--- start of Record set ---
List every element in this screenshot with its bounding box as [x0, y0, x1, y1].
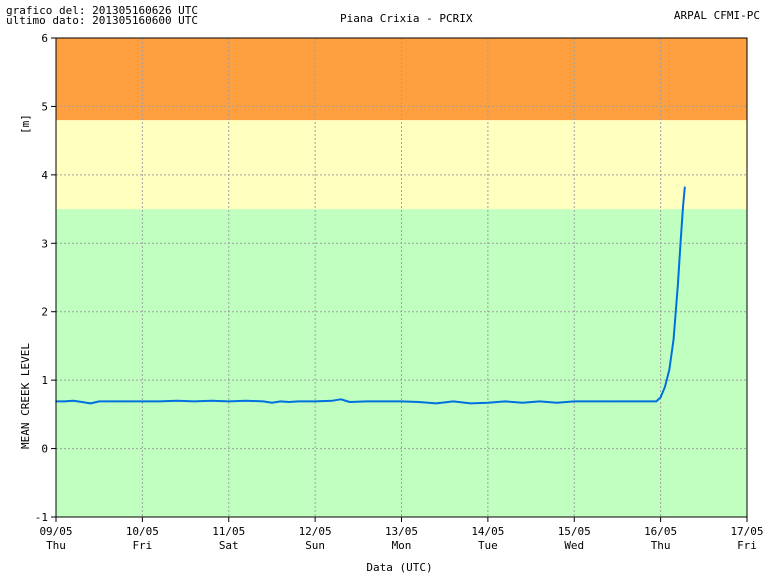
data-point [340, 398, 342, 401]
y-tick-label: -1 [35, 511, 48, 524]
data-point [331, 399, 334, 402]
data-point [682, 204, 684, 207]
y-axis-unit: [m] [19, 114, 32, 134]
x-tick-day-label: Wed [564, 539, 584, 552]
data-point [504, 400, 506, 403]
x-tick-date-label: 09/05 [39, 525, 72, 538]
data-point [668, 369, 671, 371]
x-tick-date-label: 14/05 [471, 525, 504, 538]
data-point [417, 401, 420, 403]
data-point [262, 400, 265, 403]
data-point [279, 400, 282, 403]
y-tick-label: 4 [41, 169, 48, 182]
data-point [400, 400, 403, 403]
x-tick-day-label: Fri [132, 539, 152, 552]
y-axis-label: MEAN CREEK LEVEL [19, 343, 32, 449]
data-point [81, 401, 83, 403]
data-point [227, 400, 230, 403]
x-tick-date-label: 17/05 [730, 525, 763, 538]
data-point [642, 400, 645, 403]
data-point [659, 396, 662, 399]
data-point [314, 400, 316, 403]
data-point [98, 400, 100, 403]
data-point [608, 400, 610, 403]
data-point [452, 400, 455, 403]
data-point [124, 400, 126, 403]
x-tick-date-label: 10/05 [126, 525, 159, 538]
data-point [556, 401, 558, 404]
data-point [651, 400, 653, 403]
x-tick-date-label: 15/05 [558, 525, 591, 538]
x-tick-date-label: 11/05 [212, 525, 245, 538]
data-point [89, 402, 92, 405]
data-point [677, 283, 679, 286]
y-tick-label: 3 [41, 237, 48, 250]
data-point [590, 400, 593, 403]
y-tick-label: 6 [41, 32, 48, 45]
chart-title: Piana Crixia - PCRIX [340, 12, 473, 25]
last-data-label: ultimo dato: 201305160600 UTC [6, 14, 199, 27]
data-point [297, 400, 299, 403]
x-tick-day-label: Thu [651, 539, 671, 552]
organization-label: ARPAL CFMI-PC [673, 9, 760, 22]
x-tick-date-label: 16/05 [644, 525, 677, 538]
x-tick-date-label: 13/05 [385, 525, 418, 538]
data-point [435, 402, 437, 405]
data-point [679, 242, 682, 245]
data-point [63, 400, 66, 403]
x-tick-day-label: Sat [219, 539, 239, 552]
data-point [245, 399, 247, 402]
x-tick-day-label: Sun [305, 539, 325, 552]
data-point [684, 186, 686, 188]
data-point [538, 400, 541, 403]
data-point [210, 399, 213, 402]
data-point [625, 400, 627, 403]
x-tick-day-label: Mon [392, 539, 412, 552]
data-point [573, 400, 576, 403]
data-point [176, 399, 178, 402]
data-point [655, 400, 658, 403]
y-tick-label: 0 [41, 443, 48, 456]
data-point [193, 400, 195, 403]
x-tick-date-label: 12/05 [299, 525, 332, 538]
y-tick-label: 1 [41, 374, 48, 387]
data-point [288, 401, 291, 403]
x-tick-day-label: Tue [478, 539, 498, 552]
data-point [672, 338, 675, 340]
y-tick-label: 5 [41, 100, 48, 113]
x-axis-label: Data (UTC) [366, 561, 432, 574]
data-point [366, 400, 368, 403]
data-point [271, 401, 273, 404]
data-point [348, 401, 351, 403]
y-tick-label: 2 [41, 306, 48, 319]
data-point [72, 399, 75, 402]
data-point [487, 401, 489, 404]
data-point [141, 400, 144, 403]
data-point [383, 400, 386, 403]
data-point [107, 400, 109, 403]
data-point [664, 386, 666, 388]
x-tick-day-label: Thu [46, 539, 66, 552]
x-tick-day-label: Fri [737, 539, 757, 552]
data-point [469, 402, 472, 405]
data-point [158, 400, 161, 403]
data-point [521, 401, 524, 404]
chart-date-label: grafico del: 201305160626 UTC [6, 4, 199, 17]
--- end of Record set ---
- Written exercise -
Put every line of the entries above into a numbered list, leaving out blank lines and the pictures.

- Solution for this problem -
1. List every element in this screenshot with its bounding box as [x0, y0, x1, y1].
2. data-point [340, 398, 342, 401]
3. y-tick-label: -1 [35, 511, 48, 524]
4. data-point [331, 399, 334, 402]
5. data-point [682, 204, 684, 207]
6. y-axis-unit: [m] [19, 114, 32, 134]
7. x-tick-day-label: Wed [564, 539, 584, 552]
8. data-point [504, 400, 506, 403]
9. x-tick-date-label: 09/05 [39, 525, 72, 538]
10. data-point [668, 369, 671, 371]
11. x-tick-date-label: 14/05 [471, 525, 504, 538]
12. data-point [417, 401, 420, 403]
13. data-point [262, 400, 265, 403]
14. data-point [279, 400, 282, 403]
15. y-tick-label: 4 [41, 169, 48, 182]
16. data-point [400, 400, 403, 403]
17. x-tick-day-label: Fri [132, 539, 152, 552]
18. y-axis-label: MEAN CREEK LEVEL [19, 343, 32, 449]
19. data-point [81, 401, 83, 403]
20. data-point [227, 400, 230, 403]
21. x-tick-date-label: 17/05 [730, 525, 763, 538]
22. data-point [642, 400, 645, 403]
23. data-point [659, 396, 662, 399]
24. data-point [314, 400, 316, 403]
25. data-point [98, 400, 100, 403]
26. data-point [608, 400, 610, 403]
27. data-point [452, 400, 455, 403]
28. data-point [124, 400, 126, 403]
29. x-tick-date-label: 10/05 [126, 525, 159, 538]
30. data-point [556, 401, 558, 404]
31. data-point [651, 400, 653, 403]
32. x-tick-date-label: 15/05 [558, 525, 591, 538]
33. x-tick-date-label: 11/05 [212, 525, 245, 538]
34. data-point [89, 402, 92, 405]
35. data-point [677, 283, 679, 286]
36. y-tick-label: 3 [41, 237, 48, 250]
37. data-point [590, 400, 593, 403]
38. y-tick-label: 6 [41, 32, 48, 45]
39. chart-title: Piana Crixia - PCRIX [340, 12, 473, 25]
40. last-data-label: ultimo dato: 201305160600 UTC [6, 14, 199, 27]
41. data-point [297, 400, 299, 403]
42. x-tick-day-label: Thu [651, 539, 671, 552]
43. organization-label: ARPAL CFMI-PC [673, 9, 760, 22]
44. x-tick-date-label: 16/05 [644, 525, 677, 538]
45. x-tick-date-label: 13/05 [385, 525, 418, 538]
46. data-point [435, 402, 437, 405]
47. data-point [679, 242, 682, 245]
48. data-point [63, 400, 66, 403]
49. x-tick-day-label: Sat [219, 539, 239, 552]
50. data-point [245, 399, 247, 402]
51. x-tick-day-label: Sun [305, 539, 325, 552]
52. data-point [684, 186, 686, 188]
53. data-point [538, 400, 541, 403]
54. data-point [210, 399, 213, 402]
55. data-point [625, 400, 627, 403]
56. x-tick-day-label: Mon [392, 539, 412, 552]
57. data-point [573, 400, 576, 403]
58. data-point [176, 399, 178, 402]
59. data-point [655, 400, 658, 403]
60. y-tick-label: 0 [41, 443, 48, 456]
61. data-point [193, 400, 195, 403]
62. x-tick-date-label: 12/05 [299, 525, 332, 538]
63. y-tick-label: 1 [41, 374, 48, 387]
64. data-point [288, 401, 291, 403]
65. x-tick-day-label: Tue [478, 539, 498, 552]
66. data-point [672, 338, 675, 340]
67. y-tick-label: 5 [41, 100, 48, 113]
68. x-axis-label: Data (UTC) [366, 561, 432, 574]
69. data-point [366, 400, 368, 403]
70. data-point [271, 401, 273, 404]
71. data-point [348, 401, 351, 403]
72. y-tick-label: 2 [41, 306, 48, 319]
73. data-point [72, 399, 75, 402]
74. data-point [487, 401, 489, 404]
75. data-point [141, 400, 144, 403]
76. data-point [383, 400, 386, 403]
77. data-point [107, 400, 109, 403]
78. data-point [664, 386, 666, 388]
79. x-tick-day-label: Thu [46, 539, 66, 552]
80. x-tick-day-label: Fri [737, 539, 757, 552]
81. data-point [469, 402, 472, 405]
82. data-point [158, 400, 161, 403]
83. data-point [521, 401, 524, 404]
84. chart-date-label: grafico del: 201305160626 UTC [6, 4, 199, 17]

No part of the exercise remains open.